* _Short task_
Leave out any pictures and transcribe all other data below exactly.

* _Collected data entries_
* BEGIN *

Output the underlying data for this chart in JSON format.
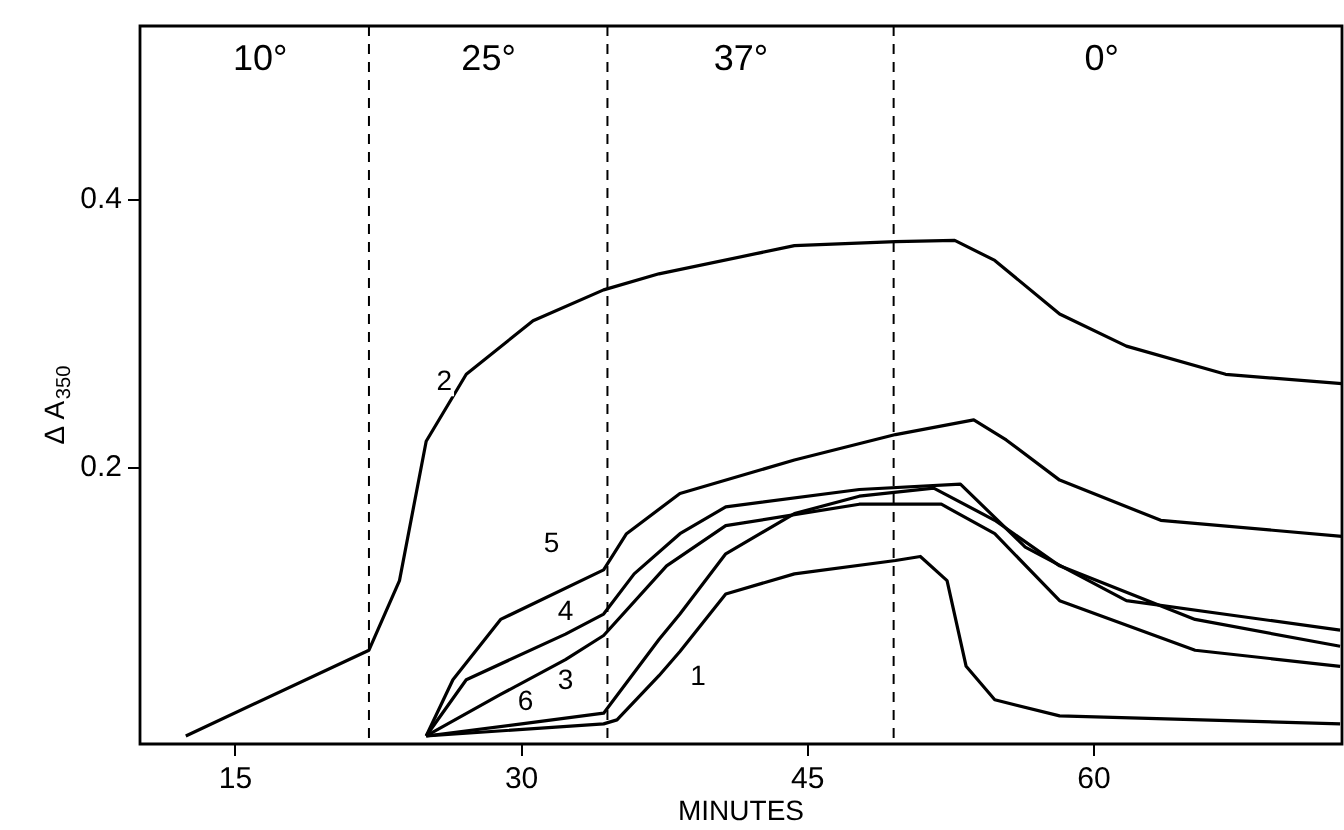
{
  "chart_data": {
    "type": "line",
    "xlabel": "MINUTES",
    "ylabel": "Δ A$_{350}$",
    "xlim": [
      10,
      73
    ],
    "ylim": [
      -0.006,
      0.53
    ],
    "xticks": [
      15,
      30,
      45,
      60
    ],
    "yticks": [
      0.2,
      0.4
    ],
    "marker": "none",
    "line_style": "solid",
    "legend": false,
    "ref_lines": [
      {
        "axis": "x",
        "value": 22,
        "line_style": "dashed",
        "color": "#000000"
      },
      {
        "axis": "x",
        "value": 34.5,
        "line_style": "dashed",
        "color": "#000000"
      },
      {
        "axis": "x",
        "value": 49.5,
        "line_style": "dashed",
        "color": "#000000"
      }
    ],
    "annotations": [
      "10°",
      "25°",
      "37°",
      "0°"
    ],
    "series": [
      {
        "name": "1",
        "color": "#000000",
        "x": [
          25,
          34.3,
          35,
          37.2,
          38.3,
          40.7,
          44.3,
          49.6,
          50.9,
          52.3,
          53.3,
          54.8,
          58.2,
          72.9
        ],
        "values": [
          0,
          0.009,
          0.012,
          0.045,
          0.063,
          0.106,
          0.121,
          0.131,
          0.134,
          0.116,
          0.052,
          0.027,
          0.015,
          0.009
        ]
      },
      {
        "name": "2",
        "color": "#000000",
        "x": [
          12.4,
          22,
          23.6,
          25,
          27.1,
          30.6,
          34.3,
          37.2,
          44.3,
          49.6,
          52.7,
          54.8,
          58.2,
          61.7,
          66.9,
          73
        ],
        "values": [
          0,
          0.064,
          0.116,
          0.22,
          0.27,
          0.31,
          0.333,
          0.345,
          0.366,
          0.369,
          0.37,
          0.355,
          0.315,
          0.291,
          0.27,
          0.263
        ]
      },
      {
        "name": "3",
        "color": "#000000",
        "x": [
          25,
          28.9,
          32.3,
          34.3,
          37.6,
          40.7,
          47.7,
          52,
          54.8,
          58.2,
          65.3,
          72.9
        ],
        "values": [
          0,
          0.031,
          0.057,
          0.075,
          0.127,
          0.157,
          0.173,
          0.173,
          0.151,
          0.101,
          0.064,
          0.052
        ]
      },
      {
        "name": "4",
        "color": "#000000",
        "x": [
          25,
          27.1,
          32.3,
          34.3,
          35.9,
          38.3,
          40.7,
          47.7,
          53,
          56.4,
          61.7,
          72.9
        ],
        "values": [
          0,
          0.042,
          0.076,
          0.091,
          0.121,
          0.151,
          0.171,
          0.184,
          0.188,
          0.141,
          0.101,
          0.079
        ]
      },
      {
        "name": "5",
        "color": "#000000",
        "x": [
          25,
          26.4,
          28.9,
          34.3,
          35.5,
          38.3,
          44.3,
          49.6,
          53.7,
          55.4,
          58.2,
          63.5,
          73
        ],
        "values": [
          0,
          0.042,
          0.087,
          0.124,
          0.151,
          0.181,
          0.206,
          0.225,
          0.236,
          0.221,
          0.191,
          0.161,
          0.149
        ]
      },
      {
        "name": "6",
        "color": "#000000",
        "x": [
          25,
          30,
          34.3,
          37.2,
          38.3,
          40.7,
          44.3,
          47.7,
          51.6,
          54.8,
          58.2,
          65.3,
          72.9
        ],
        "values": [
          0,
          0.009,
          0.017,
          0.072,
          0.091,
          0.136,
          0.166,
          0.179,
          0.185,
          0.161,
          0.127,
          0.087,
          0.067
        ]
      }
    ]
  }
}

* END *

* _Solution below_
Output the underlying data for this chart in JSON format.
{
  "chart_data": {
    "type": "line",
    "xlabel": "MINUTES",
    "ylabel": "Δ A$_{350}$",
    "xlim": [
      10,
      73
    ],
    "ylim": [
      -0.006,
      0.53
    ],
    "xticks": [
      15,
      30,
      45,
      60
    ],
    "yticks": [
      0.2,
      0.4
    ],
    "marker": "none",
    "line_style": "solid",
    "legend": false,
    "ref_lines": [
      {
        "axis": "x",
        "value": 22,
        "line_style": "dashed",
        "color": "#000000"
      },
      {
        "axis": "x",
        "value": 34.5,
        "line_style": "dashed",
        "color": "#000000"
      },
      {
        "axis": "x",
        "value": 49.5,
        "line_style": "dashed",
        "color": "#000000"
      }
    ],
    "annotations": [
      "10°",
      "25°",
      "37°",
      "0°"
    ],
    "series": [
      {
        "name": "1",
        "color": "#000000",
        "x": [
          25,
          34.3,
          35,
          37.2,
          38.3,
          40.7,
          44.3,
          49.6,
          50.9,
          52.3,
          53.3,
          54.8,
          58.2,
          72.9
        ],
        "values": [
          0,
          0.009,
          0.012,
          0.045,
          0.063,
          0.106,
          0.121,
          0.131,
          0.134,
          0.116,
          0.052,
          0.027,
          0.015,
          0.009
        ]
      },
      {
        "name": "2",
        "color": "#000000",
        "x": [
          12.4,
          22,
          23.6,
          25,
          27.1,
          30.6,
          34.3,
          37.2,
          44.3,
          49.6,
          52.7,
          54.8,
          58.2,
          61.7,
          66.9,
          73
        ],
        "values": [
          0,
          0.064,
          0.116,
          0.22,
          0.27,
          0.31,
          0.333,
          0.345,
          0.366,
          0.369,
          0.37,
          0.355,
          0.315,
          0.291,
          0.27,
          0.263
        ]
      },
      {
        "name": "3",
        "color": "#000000",
        "x": [
          25,
          28.9,
          32.3,
          34.3,
          37.6,
          40.7,
          47.7,
          52,
          54.8,
          58.2,
          65.3,
          72.9
        ],
        "values": [
          0,
          0.031,
          0.057,
          0.075,
          0.127,
          0.157,
          0.173,
          0.173,
          0.151,
          0.101,
          0.064,
          0.052
        ]
      },
      {
        "name": "4",
        "color": "#000000",
        "x": [
          25,
          27.1,
          32.3,
          34.3,
          35.9,
          38.3,
          40.7,
          47.7,
          53,
          56.4,
          61.7,
          72.9
        ],
        "values": [
          0,
          0.042,
          0.076,
          0.091,
          0.121,
          0.151,
          0.171,
          0.184,
          0.188,
          0.141,
          0.101,
          0.079
        ]
      },
      {
        "name": "5",
        "color": "#000000",
        "x": [
          25,
          26.4,
          28.9,
          34.3,
          35.5,
          38.3,
          44.3,
          49.6,
          53.7,
          55.4,
          58.2,
          63.5,
          73
        ],
        "values": [
          0,
          0.042,
          0.087,
          0.124,
          0.151,
          0.181,
          0.206,
          0.225,
          0.236,
          0.221,
          0.191,
          0.161,
          0.149
        ]
      },
      {
        "name": "6",
        "color": "#000000",
        "x": [
          25,
          30,
          34.3,
          37.2,
          38.3,
          40.7,
          44.3,
          47.7,
          51.6,
          54.8,
          58.2,
          65.3,
          72.9
        ],
        "values": [
          0,
          0.009,
          0.017,
          0.072,
          0.091,
          0.136,
          0.166,
          0.179,
          0.185,
          0.161,
          0.127,
          0.087,
          0.067
        ]
      }
    ]
  }
}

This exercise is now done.